→ Stated problem:
Your task is to filter the data below down to the lines holding "India".
┄┄┄┄┄┄┄┄┄┄
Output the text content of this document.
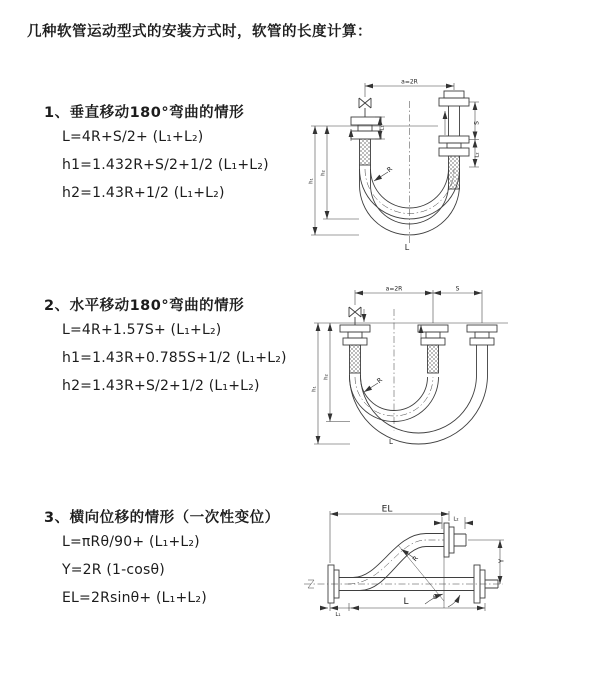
几种软管运动型式的安装方式时，软管的长度计算：
1、垂直移动180°弯曲的情形
L=4R+S/2+ (L₁+L₂)
h1=1.432R+S/2+1/2 (L₁+L₂)
h2=1.43R+1/2 (L₁+L₂)
2、水平移动180°弯曲的情形
L=4R+1.57S+ (L₁+L₂)
h1=1.43R+0.785S+1/2 (L₁+L₂)
h2=1.43R+S/2+1/2 (L₁+L₂)
3、横向位移的情形（一次性变位）
L=πRθ/90+ (L₁+L₂)
Y=2R (1-cosθ)
EL=2Rsinθ+ (L₁+L₂)
a=2R
S
L₂
L₁
h₁
h₂	R
L
a=2R	S
h₁
h₂	R
L
EL
L₂
Y
L
L₁
R
θ
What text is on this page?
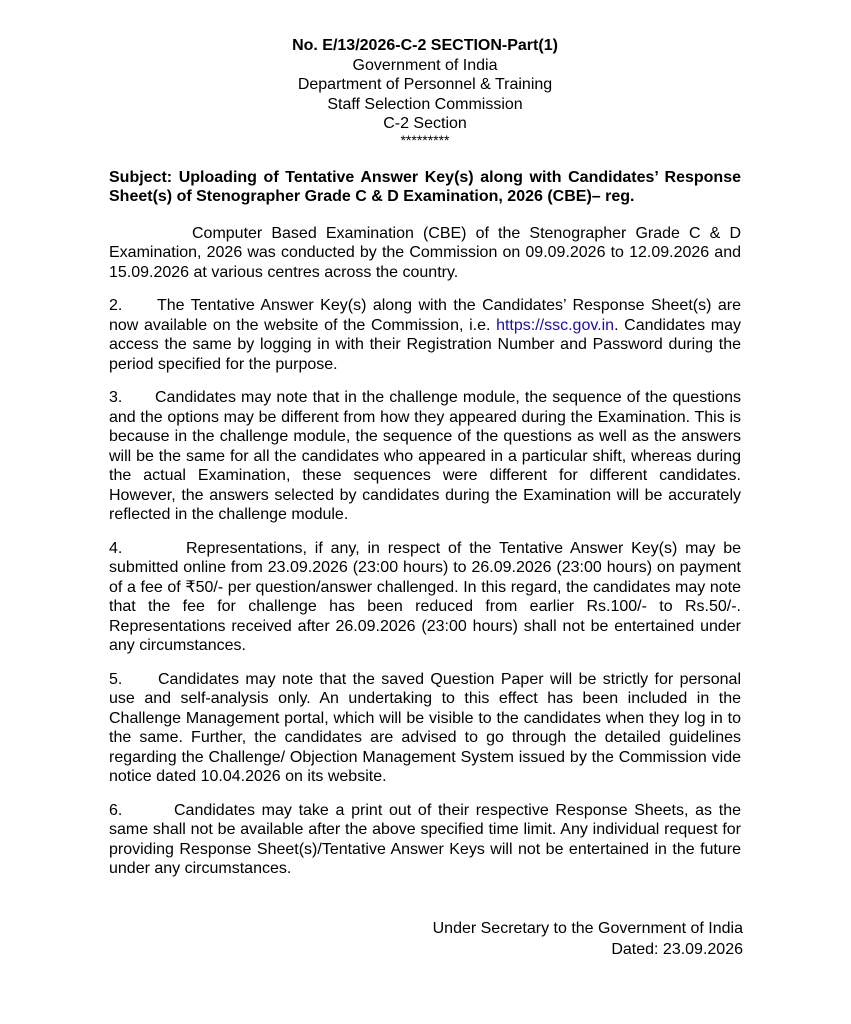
No. E/13/2026-C-2 SECTION-Part(1)
Government of India
Department of Personnel & Training
Staff Selection Commission
C-2 Section
*********
Subject: Uploading of Tentative Answer Key(s) along with Candidates’ Response Sheet(s) of Stenographer Grade C & D Examination, 2026 (CBE)– reg.

Computer Based Examination (CBE) of the Stenographer Grade C & D Examination, 2026 was conducted by the Commission on 09.09.2026 to 12.09.2026 and 15.09.2026 at various centres across the country.

2. The Tentative Answer Key(s) along with the Candidates’ Response Sheet(s) are now available on the website of the Commission, i.e. https://ssc.gov.in. Candidates may access the same by logging in with their Registration Number and Password during the period specified for the purpose.

3. Candidates may note that in the challenge module, the sequence of the questions and the options may be different from how they appeared during the Examination. This is because in the challenge module, the sequence of the questions as well as the answers will be the same for all the candidates who appeared in a particular shift, whereas during the actual Examination, these sequences were different for different candidates. However, the answers selected by candidates during the Examination will be accurately reflected in the challenge module.

4.	Representations, if any, in respect of the Tentative Answer Key(s) may be submitted online from 23.09.2026 (23:00 hours) to 26.09.2026 (23:00 hours) on payment of a fee of ₹50/- per question/answer challenged. In this regard, the candidates may note that the fee for challenge has been reduced from earlier Rs.100/- to Rs.50/-. Representations received after 26.09.2026 (23:00 hours) shall not be entertained under any circumstances.

5. Candidates may note that the saved Question Paper will be strictly for personal use and self-analysis only. An undertaking to this effect has been included in the Challenge Management portal, which will be visible to the candidates when they log in to the same. Further, the candidates are advised to go through the detailed guidelines regarding the Challenge/ Objection Management System issued by the Commission vide notice dated 10.04.2026 on its website.

6.	Candidates may take a print out of their respective Response Sheets, as the same shall not be available after the above specified time limit. Any individual request for providing Response Sheet(s)/Tentative Answer Keys will not be entertained in the future under any circumstances.

Under Secretary to the Government of India
Dated: 23.09.2026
┄┄┄┄┄┄┄┄┄┄
→ Answer to this problem:
Government of India
Under Secretary to the Government of India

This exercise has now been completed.